* [WORK INSTRUCTIONS] Exclude the pictures; give every entry again exactly as written.

* [RAW RECORDS]
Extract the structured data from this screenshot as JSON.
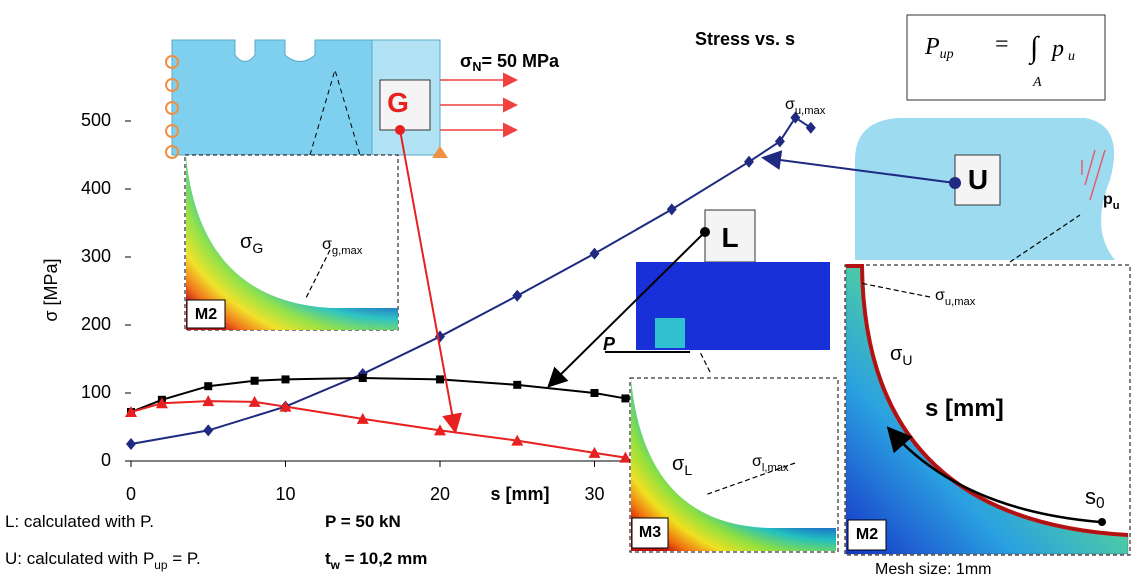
{
  "chart_data": {
    "type": "line",
    "title": "Stress vs. s",
    "x_label": "s [mm]",
    "y_label": "σ  [MPa]",
    "xlim": [
      0,
      45
    ],
    "ylim": [
      0,
      500
    ],
    "xticks": [
      0,
      10,
      20,
      30
    ],
    "yticks": [
      0,
      100,
      200,
      300,
      400,
      500
    ],
    "series": [
      {
        "name": "U",
        "color": "#1f2a80",
        "marker": "diamond",
        "x": [
          0,
          5,
          10,
          15,
          20,
          25,
          30,
          35,
          40,
          42,
          43,
          44
        ],
        "values": [
          25,
          45,
          80,
          128,
          183,
          243,
          305,
          370,
          440,
          470,
          505,
          490
        ]
      },
      {
        "name": "L",
        "color": "#000000",
        "marker": "square",
        "x": [
          0,
          2,
          5,
          8,
          10,
          15,
          20,
          25,
          30,
          32
        ],
        "values": [
          72,
          90,
          110,
          118,
          120,
          122,
          120,
          112,
          100,
          92
        ]
      },
      {
        "name": "G",
        "color": "#e82020",
        "marker": "triangle",
        "x": [
          0,
          2,
          5,
          8,
          10,
          15,
          20,
          25,
          30,
          32
        ],
        "values": [
          72,
          85,
          88,
          87,
          80,
          62,
          45,
          30,
          12,
          5
        ]
      }
    ],
    "annotations": [
      {
        "text": "σ",
        "sub": "N",
        "after": "= 50 MPa"
      },
      {
        "text": "G"
      },
      {
        "text": "L"
      },
      {
        "text": "U"
      },
      {
        "text": "σ",
        "sub": "u,max"
      },
      {
        "text": "σ",
        "sub": "G"
      },
      {
        "text": "σ",
        "sub": "g,max"
      },
      {
        "text": "M2"
      },
      {
        "text": "P"
      },
      {
        "text": "M3"
      },
      {
        "text": "σ",
        "sub": "L"
      },
      {
        "text": "σ",
        "sub": "l,max"
      },
      {
        "text": "σ",
        "sub": "U"
      },
      {
        "text": "σ",
        "sub": "u,max"
      },
      {
        "text": "s [mm]"
      },
      {
        "text": "s",
        "sub": "0"
      },
      {
        "text": "M2"
      },
      {
        "text": "p",
        "sub": "u"
      },
      {
        "text": "Mesh size: 1mm"
      },
      {
        "text": "L: calculated with P."
      },
      {
        "text": "U: calculated with P",
        "sub": "up",
        "after": " = P."
      },
      {
        "text": "P = 50 kN"
      },
      {
        "text": "t",
        "sub": "w",
        "after": " = 10,2 mm"
      }
    ],
    "formula": {
      "lhs": "P",
      "lhs_sub": "up",
      "eq": "=",
      "integral": "∫",
      "domain": "A",
      "integrand": "p",
      "integrand_sub": "u"
    }
  }
}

* [EXERCISE SOLUTION]
Extract the structured data from this screenshot as JSON.
{
  "chart_data": {
    "type": "line",
    "title": "Stress vs. s",
    "x_label": "s [mm]",
    "y_label": "σ  [MPa]",
    "xlim": [
      0,
      45
    ],
    "ylim": [
      0,
      500
    ],
    "xticks": [
      0,
      10,
      20,
      30
    ],
    "yticks": [
      0,
      100,
      200,
      300,
      400,
      500
    ],
    "series": [
      {
        "name": "U",
        "color": "#1f2a80",
        "marker": "diamond",
        "x": [
          0,
          5,
          10,
          15,
          20,
          25,
          30,
          35,
          40,
          42,
          43,
          44
        ],
        "values": [
          25,
          45,
          80,
          128,
          183,
          243,
          305,
          370,
          440,
          470,
          505,
          490
        ]
      },
      {
        "name": "L",
        "color": "#000000",
        "marker": "square",
        "x": [
          0,
          2,
          5,
          8,
          10,
          15,
          20,
          25,
          30,
          32
        ],
        "values": [
          72,
          90,
          110,
          118,
          120,
          122,
          120,
          112,
          100,
          92
        ]
      },
      {
        "name": "G",
        "color": "#e82020",
        "marker": "triangle",
        "x": [
          0,
          2,
          5,
          8,
          10,
          15,
          20,
          25,
          30,
          32
        ],
        "values": [
          72,
          85,
          88,
          87,
          80,
          62,
          45,
          30,
          12,
          5
        ]
      }
    ],
    "annotations": [
      {
        "text": "σ",
        "sub": "N",
        "after": "= 50 MPa"
      },
      {
        "text": "G"
      },
      {
        "text": "L"
      },
      {
        "text": "U"
      },
      {
        "text": "σ",
        "sub": "u,max"
      },
      {
        "text": "σ",
        "sub": "G"
      },
      {
        "text": "σ",
        "sub": "g,max"
      },
      {
        "text": "M2"
      },
      {
        "text": "P"
      },
      {
        "text": "M3"
      },
      {
        "text": "σ",
        "sub": "L"
      },
      {
        "text": "σ",
        "sub": "l,max"
      },
      {
        "text": "σ",
        "sub": "U"
      },
      {
        "text": "σ",
        "sub": "u,max"
      },
      {
        "text": "s [mm]"
      },
      {
        "text": "s",
        "sub": "0"
      },
      {
        "text": "M2"
      },
      {
        "text": "p",
        "sub": "u"
      },
      {
        "text": "Mesh size: 1mm"
      },
      {
        "text": "L: calculated with P."
      },
      {
        "text": "U: calculated with P",
        "sub": "up",
        "after": " = P."
      },
      {
        "text": "P = 50 kN"
      },
      {
        "text": "t",
        "sub": "w",
        "after": " = 10,2 mm"
      }
    ],
    "formula": {
      "lhs": "P",
      "lhs_sub": "up",
      "eq": "=",
      "integral": "∫",
      "domain": "A",
      "integrand": "p",
      "integrand_sub": "u"
    }
  }
}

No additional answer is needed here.